>> Start

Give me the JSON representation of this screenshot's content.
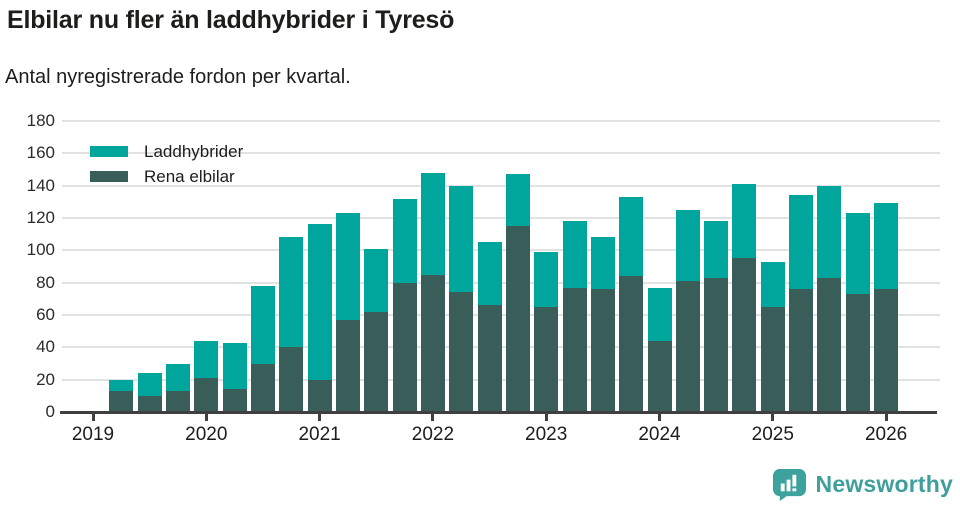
{
  "header": {
    "title": "Elbilar nu fler än laddhybrider i Tyresö",
    "subtitle": "Antal nyregistrerade fordon per kvartal."
  },
  "legend": {
    "items": [
      {
        "label": "Laddhybrider",
        "color": "#00a69c"
      },
      {
        "label": "Rena elbilar",
        "color": "#395d58"
      }
    ]
  },
  "footer": {
    "brand": "Newsworthy",
    "brand_color": "#3f9f9c",
    "logo_icon_color": "#3da19e"
  },
  "chart_data": {
    "type": "bar",
    "stacked": true,
    "title": "Elbilar nu fler än laddhybrider i Tyresö",
    "subtitle": "Antal nyregistrerade fordon per kvartal.",
    "xlabel": "",
    "ylabel": "",
    "ylim": [
      0,
      180
    ],
    "yticks": [
      0,
      20,
      40,
      60,
      80,
      100,
      120,
      140,
      160,
      180
    ],
    "xticks": [
      2019,
      2020,
      2021,
      2022,
      2023,
      2024,
      2025,
      2026
    ],
    "grid": "horizontal",
    "legend_position": "top-left-inside",
    "categories": [
      "2019 Q2",
      "2019 Q3",
      "2019 Q4",
      "2020 Q1",
      "2020 Q2",
      "2020 Q3",
      "2020 Q4",
      "2021 Q1",
      "2021 Q2",
      "2021 Q3",
      "2021 Q4",
      "2022 Q1",
      "2022 Q2",
      "2022 Q3",
      "2022 Q4",
      "2023 Q1",
      "2023 Q2",
      "2023 Q3",
      "2023 Q4",
      "2024 Q1",
      "2024 Q2",
      "2024 Q3",
      "2024 Q4",
      "2025 Q1",
      "2025 Q2",
      "2025 Q3",
      "2025 Q4",
      "2026 Q1"
    ],
    "series": [
      {
        "name": "Rena elbilar",
        "color": "#395d58",
        "values": [
          13,
          10,
          13,
          21,
          14,
          30,
          40,
          20,
          57,
          62,
          80,
          85,
          74,
          66,
          115,
          65,
          77,
          76,
          84,
          44,
          81,
          83,
          95,
          65,
          76,
          83,
          73,
          76
        ]
      },
      {
        "name": "Laddhybrider",
        "color": "#00a69c",
        "values": [
          7,
          14,
          17,
          23,
          29,
          48,
          68,
          96,
          66,
          39,
          52,
          63,
          66,
          39,
          32,
          34,
          41,
          32,
          49,
          33,
          44,
          35,
          46,
          28,
          58,
          57,
          50,
          53
        ]
      }
    ],
    "totals": [
      20,
      24,
      30,
      44,
      43,
      78,
      108,
      116,
      123,
      101,
      132,
      148,
      140,
      105,
      147,
      99,
      118,
      108,
      133,
      77,
      125,
      118,
      141,
      93,
      134,
      140,
      123,
      129
    ]
  }
}
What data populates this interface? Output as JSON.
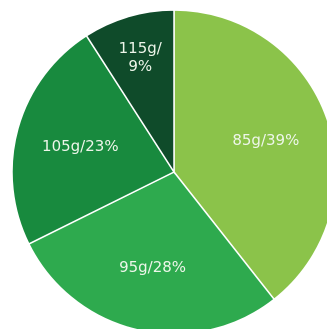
{
  "chart_data": {
    "type": "pie",
    "title": "",
    "slices": [
      {
        "label": "85g/39%",
        "line1": "85g/39%",
        "line2": "",
        "value": 39,
        "color": "#8bc34a"
      },
      {
        "label": "95g/28%",
        "line1": "95g/28%",
        "line2": "",
        "value": 28,
        "color": "#2eaa4e"
      },
      {
        "label": "105g/23%",
        "line1": "105g/23%",
        "line2": "",
        "value": 23,
        "color": "#188a3e"
      },
      {
        "label": "115g/9%",
        "line1": "115g/",
        "line2": "9%",
        "value": 9,
        "color": "#0f4b2a"
      }
    ],
    "start_angle_deg": 0,
    "direction": "clockwise",
    "legend": "none"
  }
}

>> End

A number is the only answer here: how many lines of the material above contain "kvartal"?

=== Answer for the task ===
2